Copy out the entries exactly, from the first line to the last.

[Stored items]
########

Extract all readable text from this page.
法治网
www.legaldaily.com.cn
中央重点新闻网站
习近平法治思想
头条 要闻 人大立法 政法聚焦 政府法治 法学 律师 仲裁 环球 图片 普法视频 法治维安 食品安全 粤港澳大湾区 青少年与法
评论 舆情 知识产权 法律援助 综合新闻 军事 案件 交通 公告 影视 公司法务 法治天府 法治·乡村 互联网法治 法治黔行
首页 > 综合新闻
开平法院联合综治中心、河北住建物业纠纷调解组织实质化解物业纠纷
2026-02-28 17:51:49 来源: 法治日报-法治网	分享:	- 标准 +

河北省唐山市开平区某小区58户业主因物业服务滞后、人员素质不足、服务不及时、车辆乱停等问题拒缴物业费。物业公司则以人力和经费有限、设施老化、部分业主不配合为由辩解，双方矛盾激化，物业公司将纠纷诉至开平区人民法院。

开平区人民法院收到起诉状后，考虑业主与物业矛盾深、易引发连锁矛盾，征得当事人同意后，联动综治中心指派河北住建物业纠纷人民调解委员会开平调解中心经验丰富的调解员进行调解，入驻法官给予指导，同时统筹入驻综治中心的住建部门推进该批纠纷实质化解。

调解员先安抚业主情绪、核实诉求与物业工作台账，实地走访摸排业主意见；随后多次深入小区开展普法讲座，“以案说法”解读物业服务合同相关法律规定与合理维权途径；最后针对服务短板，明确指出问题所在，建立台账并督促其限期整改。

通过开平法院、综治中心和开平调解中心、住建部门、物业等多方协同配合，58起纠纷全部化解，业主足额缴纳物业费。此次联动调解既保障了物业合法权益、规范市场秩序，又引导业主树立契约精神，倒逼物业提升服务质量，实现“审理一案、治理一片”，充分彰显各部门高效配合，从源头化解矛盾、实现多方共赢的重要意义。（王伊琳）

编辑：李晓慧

########

> [Result for this task]
Extract all readable text from this page.
法治网
www.legaldaily.com.cn
中央重点新闻网站
习近平法治思想
头条 要闻 人大立法 政法聚焦 政府法治 法学 律师 仲裁 环球 图片 普法视频 法治维安 食品安全 粤港澳大湾区 青少年与法
评论 舆情 知识产权 法律援助 综合新闻 军事 案件 交通 公告 影视 公司法务 法治天府 法治·乡村 互联网法治 法治黔行
首页 > 综合新闻
开平法院联合综治中心、河北住建物业纠纷调解组织实质化解物业纠纷
2026-02-28 17:51:49 来源: 法治日报-法治网	分享:	- 标准 +

河北省唐山市开平区某小区58户业主因物业服务滞后、人员素质不足、服务不及时、车辆乱停等问题拒缴物业费。物业公司则以人力和经费有限、设施老化、部分业主不配合为由辩解，双方矛盾激化，物业公司将纠纷诉至开平区人民法院。

开平区人民法院收到起诉状后，考虑业主与物业矛盾深、易引发连锁矛盾，征得当事人同意后，联动综治中心指派河北住建物业纠纷人民调解委员会开平调解中心经验丰富的调解员进行调解，入驻法官给予指导，同时统筹入驻综治中心的住建部门推进该批纠纷实质化解。

调解员先安抚业主情绪、核实诉求与物业工作台账，实地走访摸排业主意见；随后多次深入小区开展普法讲座，“以案说法”解读物业服务合同相关法律规定与合理维权途径；最后针对服务短板，明确指出问题所在，建立台账并督促其限期整改。

通过开平法院、综治中心和开平调解中心、住建部门、物业等多方协同配合，58起纠纷全部化解，业主足额缴纳物业费。此次联动调解既保障了物业合法权益、规范市场秩序，又引导业主树立契约精神，倒逼物业提升服务质量，实现“审理一案、治理一片”，充分彰显各部门高效配合，从源头化解矛盾、实现多方共赢的重要意义。（王伊琳）

编辑：李晓慧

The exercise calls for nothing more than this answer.